THE TASK
Every line in the listing is to be echoed verbatim.

Stored data:
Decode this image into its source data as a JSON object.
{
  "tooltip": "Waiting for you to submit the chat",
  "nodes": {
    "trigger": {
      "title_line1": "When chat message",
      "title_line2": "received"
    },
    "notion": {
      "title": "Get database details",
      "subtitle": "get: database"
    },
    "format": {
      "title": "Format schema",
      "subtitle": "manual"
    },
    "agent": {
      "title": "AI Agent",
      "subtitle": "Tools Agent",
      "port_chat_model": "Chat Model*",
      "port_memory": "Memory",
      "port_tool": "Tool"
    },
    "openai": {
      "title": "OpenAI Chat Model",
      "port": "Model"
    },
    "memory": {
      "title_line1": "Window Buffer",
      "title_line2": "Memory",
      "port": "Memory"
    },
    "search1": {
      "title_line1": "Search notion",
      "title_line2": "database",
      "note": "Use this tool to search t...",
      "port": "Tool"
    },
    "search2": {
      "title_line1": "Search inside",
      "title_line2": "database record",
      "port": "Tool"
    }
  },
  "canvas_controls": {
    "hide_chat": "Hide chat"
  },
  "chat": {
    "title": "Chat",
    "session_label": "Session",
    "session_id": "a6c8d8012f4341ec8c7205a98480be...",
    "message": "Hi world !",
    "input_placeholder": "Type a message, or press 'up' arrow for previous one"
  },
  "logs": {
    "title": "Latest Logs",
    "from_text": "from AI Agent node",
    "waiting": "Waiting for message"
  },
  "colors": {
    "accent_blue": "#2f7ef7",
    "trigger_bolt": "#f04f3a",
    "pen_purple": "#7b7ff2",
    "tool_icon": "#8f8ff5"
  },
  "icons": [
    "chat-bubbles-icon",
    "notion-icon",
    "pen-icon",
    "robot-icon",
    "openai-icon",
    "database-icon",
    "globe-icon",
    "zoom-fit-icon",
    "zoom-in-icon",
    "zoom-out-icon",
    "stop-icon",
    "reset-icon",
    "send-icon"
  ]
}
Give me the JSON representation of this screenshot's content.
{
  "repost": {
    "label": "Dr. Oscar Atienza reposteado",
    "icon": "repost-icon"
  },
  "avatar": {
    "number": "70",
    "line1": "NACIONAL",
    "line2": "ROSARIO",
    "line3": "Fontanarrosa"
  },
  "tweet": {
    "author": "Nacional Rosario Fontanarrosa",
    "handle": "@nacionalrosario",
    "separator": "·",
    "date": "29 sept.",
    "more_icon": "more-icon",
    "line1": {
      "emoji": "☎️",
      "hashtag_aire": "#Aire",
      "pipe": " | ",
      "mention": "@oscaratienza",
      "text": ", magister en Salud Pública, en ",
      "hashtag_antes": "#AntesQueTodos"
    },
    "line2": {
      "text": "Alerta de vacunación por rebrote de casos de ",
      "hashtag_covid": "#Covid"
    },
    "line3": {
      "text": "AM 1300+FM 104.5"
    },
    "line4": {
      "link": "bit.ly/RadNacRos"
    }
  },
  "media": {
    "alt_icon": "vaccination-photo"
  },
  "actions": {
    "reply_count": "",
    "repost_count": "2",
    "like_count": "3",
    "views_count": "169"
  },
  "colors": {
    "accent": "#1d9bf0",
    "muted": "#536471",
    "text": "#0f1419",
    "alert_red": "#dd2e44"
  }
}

OUTPUT BELOW
Decode this image into its source data as a JSON object.
{
  "tooltip": "Waiting for you to submit the chat",
  "nodes": {
    "trigger": {
      "title_line1": "When chat message",
      "title_line2": "received"
    },
    "notion": {
      "title": "Get database details",
      "subtitle": "get: database"
    },
    "format": {
      "title": "Format schema",
      "subtitle": "manual"
    },
    "agent": {
      "title": "AI Agent",
      "subtitle": "Tools Agent",
      "port_chat_model": "Chat Model*",
      "port_memory": "Memory",
      "port_tool": "Tool"
    },
    "openai": {
      "title": "OpenAI Chat Model",
      "port": "Model"
    },
    "memory": {
      "title_line1": "Window Buffer",
      "title_line2": "Memory",
      "port": "Memory"
    },
    "search1": {
      "title_line1": "Search notion",
      "title_line2": "database",
      "note": "Use this tool to search t...",
      "port": "Tool"
    },
    "search2": {
      "title_line1": "Search inside",
      "title_line2": "database record",
      "port": "Tool"
    }
  },
  "canvas_controls": {
    "hide_chat": "Hide chat"
  },
  "chat": {
    "title": "Chat",
    "session_label": "Session",
    "session_id": "a6c8d8012f4341ec8c7205a98480be...",
    "message": "Hi world !",
    "input_placeholder": "Type a message, or press 'up' arrow for previous one"
  },
  "logs": {
    "title": "Latest Logs",
    "from_text": "from AI Agent node",
    "waiting": "Waiting for message"
  },
  "colors": {
    "accent_blue": "#2f7ef7",
    "trigger_bolt": "#f04f3a",
    "pen_purple": "#7b7ff2",
    "tool_icon": "#8f8ff5"
  },
  "icons": [
    "chat-bubbles-icon",
    "notion-icon",
    "pen-icon",
    "robot-icon",
    "openai-icon",
    "database-icon",
    "globe-icon",
    "zoom-fit-icon",
    "zoom-in-icon",
    "zoom-out-icon",
    "stop-icon",
    "reset-icon",
    "send-icon"
  ]
}
Give me the JSON representation of this screenshot's content.
{
  "repost": {
    "label": "Dr. Oscar Atienza reposteado",
    "icon": "repost-icon"
  },
  "avatar": {
    "number": "70",
    "line1": "NACIONAL",
    "line2": "ROSARIO",
    "line3": "Fontanarrosa"
  },
  "tweet": {
    "author": "Nacional Rosario Fontanarrosa",
    "handle": "@nacionalrosario",
    "separator": "·",
    "date": "29 sept.",
    "more_icon": "more-icon",
    "line1": {
      "emoji": "☎️",
      "hashtag_aire": "#Aire",
      "pipe": " | ",
      "mention": "@oscaratienza",
      "text": ", magister en Salud Pública, en ",
      "hashtag_antes": "#AntesQueTodos"
    },
    "line2": {
      "text": "Alerta de vacunación por rebrote de casos de ",
      "hashtag_covid": "#Covid"
    },
    "line3": {
      "text": "AM 1300+FM 104.5"
    },
    "line4": {
      "link": "bit.ly/RadNacRos"
    }
  },
  "media": {
    "alt_icon": "vaccination-photo"
  },
  "actions": {
    "reply_count": "",
    "repost_count": "2",
    "like_count": "3",
    "views_count": "169"
  },
  "colors": {
    "accent": "#1d9bf0",
    "muted": "#536471",
    "text": "#0f1419",
    "alert_red": "#dd2e44"
  }
}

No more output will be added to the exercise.